PAGE EXCERPT Block Start

Considering the global nature of these markets, enforcement efforts will be closely correlated with concerns raised around the world. All these overseas initiatives are likely to inform and drive the U.S. antitrust authorities’ investigations as they develop their current probes, even if they ultimately reach their own conclusions on the application of U.S. antitrust laws to the potential harms identified.

PAGE EXCERPT Block End
SUPPLIED DATA Block Start

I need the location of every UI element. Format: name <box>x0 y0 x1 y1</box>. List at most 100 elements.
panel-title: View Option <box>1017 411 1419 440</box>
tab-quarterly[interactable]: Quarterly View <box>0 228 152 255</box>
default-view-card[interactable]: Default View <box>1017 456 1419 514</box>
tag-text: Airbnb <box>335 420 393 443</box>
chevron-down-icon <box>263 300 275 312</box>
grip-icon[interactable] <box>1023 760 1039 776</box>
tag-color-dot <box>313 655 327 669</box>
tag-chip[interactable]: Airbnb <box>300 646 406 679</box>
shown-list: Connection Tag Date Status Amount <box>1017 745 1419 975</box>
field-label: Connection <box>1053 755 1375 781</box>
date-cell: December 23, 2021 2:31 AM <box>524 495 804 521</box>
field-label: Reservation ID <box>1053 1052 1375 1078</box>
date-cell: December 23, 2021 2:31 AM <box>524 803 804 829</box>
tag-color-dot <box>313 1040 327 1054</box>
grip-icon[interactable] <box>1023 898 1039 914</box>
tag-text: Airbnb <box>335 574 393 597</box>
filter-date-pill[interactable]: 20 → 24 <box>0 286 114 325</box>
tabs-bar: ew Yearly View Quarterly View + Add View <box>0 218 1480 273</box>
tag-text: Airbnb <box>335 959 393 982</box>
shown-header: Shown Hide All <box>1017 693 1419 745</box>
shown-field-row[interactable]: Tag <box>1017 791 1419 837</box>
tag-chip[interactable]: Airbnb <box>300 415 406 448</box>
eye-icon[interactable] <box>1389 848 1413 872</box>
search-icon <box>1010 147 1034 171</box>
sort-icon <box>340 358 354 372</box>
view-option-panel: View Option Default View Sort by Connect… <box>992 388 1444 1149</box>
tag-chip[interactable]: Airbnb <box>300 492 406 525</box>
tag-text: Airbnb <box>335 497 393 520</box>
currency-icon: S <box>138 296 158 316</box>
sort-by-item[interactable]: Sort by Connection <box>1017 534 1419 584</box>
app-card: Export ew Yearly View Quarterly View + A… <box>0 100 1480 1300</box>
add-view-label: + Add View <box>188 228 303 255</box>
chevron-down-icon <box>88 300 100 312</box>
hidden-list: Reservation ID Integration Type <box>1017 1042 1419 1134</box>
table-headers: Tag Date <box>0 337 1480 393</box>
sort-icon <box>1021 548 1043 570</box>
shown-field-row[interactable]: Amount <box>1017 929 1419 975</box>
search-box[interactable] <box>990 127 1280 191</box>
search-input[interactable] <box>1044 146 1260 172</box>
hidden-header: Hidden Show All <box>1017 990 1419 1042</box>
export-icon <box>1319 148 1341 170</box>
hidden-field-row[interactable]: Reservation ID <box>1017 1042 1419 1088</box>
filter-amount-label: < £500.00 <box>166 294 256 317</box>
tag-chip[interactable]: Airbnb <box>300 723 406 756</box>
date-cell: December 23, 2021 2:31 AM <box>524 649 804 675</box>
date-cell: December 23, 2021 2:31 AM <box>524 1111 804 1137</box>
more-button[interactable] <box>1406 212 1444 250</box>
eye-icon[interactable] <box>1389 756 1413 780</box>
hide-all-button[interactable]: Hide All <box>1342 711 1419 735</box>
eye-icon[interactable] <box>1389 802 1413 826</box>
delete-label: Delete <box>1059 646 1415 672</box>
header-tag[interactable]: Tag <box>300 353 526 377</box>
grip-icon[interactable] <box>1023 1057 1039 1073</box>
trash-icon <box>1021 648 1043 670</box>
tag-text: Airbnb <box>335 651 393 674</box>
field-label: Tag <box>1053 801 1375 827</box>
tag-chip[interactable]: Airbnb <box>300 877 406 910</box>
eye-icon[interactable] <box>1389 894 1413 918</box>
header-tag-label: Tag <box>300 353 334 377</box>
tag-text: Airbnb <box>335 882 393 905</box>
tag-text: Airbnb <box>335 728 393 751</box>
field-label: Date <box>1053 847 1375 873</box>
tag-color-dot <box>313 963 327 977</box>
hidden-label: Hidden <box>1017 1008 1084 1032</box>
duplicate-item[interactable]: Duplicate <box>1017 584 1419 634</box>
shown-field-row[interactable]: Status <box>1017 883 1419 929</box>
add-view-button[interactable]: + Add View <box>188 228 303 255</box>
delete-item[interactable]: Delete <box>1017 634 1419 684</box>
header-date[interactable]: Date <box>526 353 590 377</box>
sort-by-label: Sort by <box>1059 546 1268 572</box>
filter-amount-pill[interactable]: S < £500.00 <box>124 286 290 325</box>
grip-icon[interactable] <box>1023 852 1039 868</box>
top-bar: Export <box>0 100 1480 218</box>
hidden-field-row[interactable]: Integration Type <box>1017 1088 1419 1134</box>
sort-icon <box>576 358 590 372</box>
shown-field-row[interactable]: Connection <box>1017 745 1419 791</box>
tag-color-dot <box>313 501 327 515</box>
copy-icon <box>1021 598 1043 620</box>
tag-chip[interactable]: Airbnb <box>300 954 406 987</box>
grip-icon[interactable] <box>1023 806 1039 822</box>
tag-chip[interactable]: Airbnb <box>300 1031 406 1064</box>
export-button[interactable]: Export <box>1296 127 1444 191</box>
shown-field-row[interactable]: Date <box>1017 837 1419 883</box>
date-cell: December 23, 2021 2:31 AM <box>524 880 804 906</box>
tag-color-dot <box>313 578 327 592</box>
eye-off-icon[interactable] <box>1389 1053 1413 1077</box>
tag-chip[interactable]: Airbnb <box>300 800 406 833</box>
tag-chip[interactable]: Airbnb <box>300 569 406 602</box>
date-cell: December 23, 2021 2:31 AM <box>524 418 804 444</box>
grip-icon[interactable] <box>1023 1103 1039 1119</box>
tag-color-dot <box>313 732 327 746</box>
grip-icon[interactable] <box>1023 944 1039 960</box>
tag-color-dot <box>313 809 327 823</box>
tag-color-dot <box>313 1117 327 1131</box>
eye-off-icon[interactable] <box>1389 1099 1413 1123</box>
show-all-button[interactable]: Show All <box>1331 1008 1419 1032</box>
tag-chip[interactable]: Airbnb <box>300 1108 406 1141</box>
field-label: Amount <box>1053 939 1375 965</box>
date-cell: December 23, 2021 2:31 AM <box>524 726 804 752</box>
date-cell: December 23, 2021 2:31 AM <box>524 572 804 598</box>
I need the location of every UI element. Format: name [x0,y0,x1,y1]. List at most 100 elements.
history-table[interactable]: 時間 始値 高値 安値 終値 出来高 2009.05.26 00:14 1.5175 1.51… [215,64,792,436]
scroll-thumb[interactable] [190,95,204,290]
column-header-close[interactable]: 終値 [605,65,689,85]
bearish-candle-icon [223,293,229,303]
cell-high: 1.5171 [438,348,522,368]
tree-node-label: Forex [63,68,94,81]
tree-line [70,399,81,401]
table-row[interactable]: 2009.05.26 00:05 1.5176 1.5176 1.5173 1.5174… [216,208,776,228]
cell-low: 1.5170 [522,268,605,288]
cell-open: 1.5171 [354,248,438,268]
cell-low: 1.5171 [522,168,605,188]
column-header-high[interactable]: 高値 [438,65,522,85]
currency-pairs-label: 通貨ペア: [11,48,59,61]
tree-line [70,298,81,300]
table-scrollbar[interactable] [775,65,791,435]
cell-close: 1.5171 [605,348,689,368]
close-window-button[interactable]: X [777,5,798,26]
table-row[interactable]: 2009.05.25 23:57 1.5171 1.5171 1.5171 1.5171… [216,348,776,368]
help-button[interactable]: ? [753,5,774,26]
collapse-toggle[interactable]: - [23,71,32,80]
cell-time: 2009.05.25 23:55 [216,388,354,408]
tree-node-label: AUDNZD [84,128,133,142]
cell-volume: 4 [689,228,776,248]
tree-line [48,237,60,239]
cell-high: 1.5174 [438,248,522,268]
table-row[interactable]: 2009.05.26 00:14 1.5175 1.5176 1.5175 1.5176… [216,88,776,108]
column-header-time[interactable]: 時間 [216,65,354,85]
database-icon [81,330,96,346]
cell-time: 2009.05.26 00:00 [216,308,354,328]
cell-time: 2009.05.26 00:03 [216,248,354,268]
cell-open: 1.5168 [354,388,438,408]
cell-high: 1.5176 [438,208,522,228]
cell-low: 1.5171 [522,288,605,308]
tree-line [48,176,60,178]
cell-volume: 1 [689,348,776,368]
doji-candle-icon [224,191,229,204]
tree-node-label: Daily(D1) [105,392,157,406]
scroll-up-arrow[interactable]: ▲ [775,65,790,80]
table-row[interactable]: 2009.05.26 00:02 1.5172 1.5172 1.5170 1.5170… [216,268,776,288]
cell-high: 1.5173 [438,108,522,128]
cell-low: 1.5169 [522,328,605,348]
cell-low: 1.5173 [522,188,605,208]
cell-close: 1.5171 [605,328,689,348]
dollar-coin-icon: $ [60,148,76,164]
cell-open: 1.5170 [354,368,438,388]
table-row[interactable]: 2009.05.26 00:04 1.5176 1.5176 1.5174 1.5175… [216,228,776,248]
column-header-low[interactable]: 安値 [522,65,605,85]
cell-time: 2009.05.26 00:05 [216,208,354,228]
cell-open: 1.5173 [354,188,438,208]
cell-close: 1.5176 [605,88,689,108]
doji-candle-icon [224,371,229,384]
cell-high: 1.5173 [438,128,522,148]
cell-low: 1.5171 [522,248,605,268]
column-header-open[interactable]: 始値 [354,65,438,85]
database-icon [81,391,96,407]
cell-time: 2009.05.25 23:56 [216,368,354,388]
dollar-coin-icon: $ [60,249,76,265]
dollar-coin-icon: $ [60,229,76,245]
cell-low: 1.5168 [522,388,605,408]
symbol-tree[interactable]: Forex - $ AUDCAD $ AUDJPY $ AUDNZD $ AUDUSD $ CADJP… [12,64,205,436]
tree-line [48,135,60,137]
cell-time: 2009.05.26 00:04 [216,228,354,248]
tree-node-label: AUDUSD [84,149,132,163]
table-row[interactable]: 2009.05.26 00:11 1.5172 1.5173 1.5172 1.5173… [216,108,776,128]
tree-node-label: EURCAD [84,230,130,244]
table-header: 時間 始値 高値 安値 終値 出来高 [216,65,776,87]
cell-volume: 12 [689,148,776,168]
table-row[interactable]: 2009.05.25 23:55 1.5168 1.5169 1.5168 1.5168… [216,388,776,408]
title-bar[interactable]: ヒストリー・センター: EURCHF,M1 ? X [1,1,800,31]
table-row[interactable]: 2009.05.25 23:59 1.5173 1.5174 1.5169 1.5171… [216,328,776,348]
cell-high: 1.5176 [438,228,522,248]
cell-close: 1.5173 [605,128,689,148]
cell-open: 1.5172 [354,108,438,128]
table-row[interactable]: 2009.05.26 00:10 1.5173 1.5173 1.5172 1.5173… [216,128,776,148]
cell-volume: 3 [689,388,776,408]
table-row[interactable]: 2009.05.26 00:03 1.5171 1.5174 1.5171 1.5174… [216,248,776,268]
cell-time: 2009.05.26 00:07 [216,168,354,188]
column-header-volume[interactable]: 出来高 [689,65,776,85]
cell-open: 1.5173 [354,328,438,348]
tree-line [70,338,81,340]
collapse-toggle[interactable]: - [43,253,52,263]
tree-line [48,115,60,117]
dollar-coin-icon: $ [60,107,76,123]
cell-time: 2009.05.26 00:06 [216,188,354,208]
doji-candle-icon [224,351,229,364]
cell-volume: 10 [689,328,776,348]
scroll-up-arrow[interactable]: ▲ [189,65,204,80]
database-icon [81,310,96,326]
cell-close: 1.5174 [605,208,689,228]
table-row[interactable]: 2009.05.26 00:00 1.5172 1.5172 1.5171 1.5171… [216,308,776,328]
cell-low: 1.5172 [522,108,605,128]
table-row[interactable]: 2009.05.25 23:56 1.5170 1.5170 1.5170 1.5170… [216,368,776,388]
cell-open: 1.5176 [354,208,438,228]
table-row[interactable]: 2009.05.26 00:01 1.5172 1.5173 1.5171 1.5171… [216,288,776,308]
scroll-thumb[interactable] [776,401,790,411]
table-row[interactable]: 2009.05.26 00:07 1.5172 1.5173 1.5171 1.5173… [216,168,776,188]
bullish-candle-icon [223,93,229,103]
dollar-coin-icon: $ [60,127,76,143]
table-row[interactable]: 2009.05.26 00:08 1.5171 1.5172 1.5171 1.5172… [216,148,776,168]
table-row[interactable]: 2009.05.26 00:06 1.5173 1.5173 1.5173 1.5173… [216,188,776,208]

SUPPLIED DATA Block End

→ WORK REQUEST:
According to the antitrust enforcement excerpt, what will enforcement efforts be closely correlated with?

→ RESULT:
Concerns raised around the world.